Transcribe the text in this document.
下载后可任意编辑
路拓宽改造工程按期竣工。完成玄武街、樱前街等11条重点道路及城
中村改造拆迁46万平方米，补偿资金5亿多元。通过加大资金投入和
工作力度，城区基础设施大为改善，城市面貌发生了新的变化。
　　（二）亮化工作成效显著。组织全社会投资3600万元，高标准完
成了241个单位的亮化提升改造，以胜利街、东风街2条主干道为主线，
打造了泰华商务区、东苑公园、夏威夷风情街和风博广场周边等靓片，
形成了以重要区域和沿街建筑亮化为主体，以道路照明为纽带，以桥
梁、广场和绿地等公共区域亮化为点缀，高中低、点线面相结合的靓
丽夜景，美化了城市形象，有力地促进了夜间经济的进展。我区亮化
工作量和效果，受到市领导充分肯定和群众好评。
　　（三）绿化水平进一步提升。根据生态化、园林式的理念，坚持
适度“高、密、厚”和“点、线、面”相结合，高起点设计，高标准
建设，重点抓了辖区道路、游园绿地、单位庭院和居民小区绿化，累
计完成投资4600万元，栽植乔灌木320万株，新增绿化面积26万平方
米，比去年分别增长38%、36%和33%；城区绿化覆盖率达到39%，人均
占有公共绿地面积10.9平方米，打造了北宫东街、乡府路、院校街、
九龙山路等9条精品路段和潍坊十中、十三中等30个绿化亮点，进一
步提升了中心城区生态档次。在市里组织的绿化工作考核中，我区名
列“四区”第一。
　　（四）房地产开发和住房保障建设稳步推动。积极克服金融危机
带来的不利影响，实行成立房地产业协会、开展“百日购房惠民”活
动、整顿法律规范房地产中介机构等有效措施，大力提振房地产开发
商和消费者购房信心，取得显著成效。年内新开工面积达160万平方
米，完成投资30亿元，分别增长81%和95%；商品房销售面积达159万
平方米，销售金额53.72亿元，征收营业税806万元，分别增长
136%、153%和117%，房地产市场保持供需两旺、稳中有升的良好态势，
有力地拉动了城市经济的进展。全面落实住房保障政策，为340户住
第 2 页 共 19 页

──────────────────────────────

● JOB: Retype the whole listing, matching it exactly.

● SOLUTION FOR THIS EXERCISE:
Transcribe the text in this document.
下载后可任意编辑
路拓宽改造工程按期竣工。完成玄武街、樱前街等11条重点道路及城
中村改造拆迁46万平方米，补偿资金5亿多元。通过加大资金投入和
工作力度，城区基础设施大为改善，城市面貌发生了新的变化。
　　（二）亮化工作成效显著。组织全社会投资3600万元，高标准完
成了241个单位的亮化提升改造，以胜利街、东风街2条主干道为主线，
打造了泰华商务区、东苑公园、夏威夷风情街和风博广场周边等靓片，
形成了以重要区域和沿街建筑亮化为主体，以道路照明为纽带，以桥
梁、广场和绿地等公共区域亮化为点缀，高中低、点线面相结合的靓
丽夜景，美化了城市形象，有力地促进了夜间经济的进展。我区亮化
工作量和效果，受到市领导充分肯定和群众好评。
　　（三）绿化水平进一步提升。根据生态化、园林式的理念，坚持
适度“高、密、厚”和“点、线、面”相结合，高起点设计，高标准
建设，重点抓了辖区道路、游园绿地、单位庭院和居民小区绿化，累
计完成投资4600万元，栽植乔灌木320万株，新增绿化面积26万平方
米，比去年分别增长38%、36%和33%；城区绿化覆盖率达到39%，人均
占有公共绿地面积10.9平方米，打造了北宫东街、乡府路、院校街、
九龙山路等9条精品路段和潍坊十中、十三中等30个绿化亮点，进一
步提升了中心城区生态档次。在市里组织的绿化工作考核中，我区名
列“四区”第一。
　　（四）房地产开发和住房保障建设稳步推动。积极克服金融危机
带来的不利影响，实行成立房地产业协会、开展“百日购房惠民”活
动、整顿法律规范房地产中介机构等有效措施，大力提振房地产开发
商和消费者购房信心，取得显著成效。年内新开工面积达160万平方
米，完成投资30亿元，分别增长81%和95%；商品房销售面积达159万
平方米，销售金额53.72亿元，征收营业税806万元，分别增长
136%、153%和117%，房地产市场保持供需两旺、稳中有升的良好态势，
有力地拉动了城市经济的进展。全面落实住房保障政策，为340户住
第 2 页 共 19 页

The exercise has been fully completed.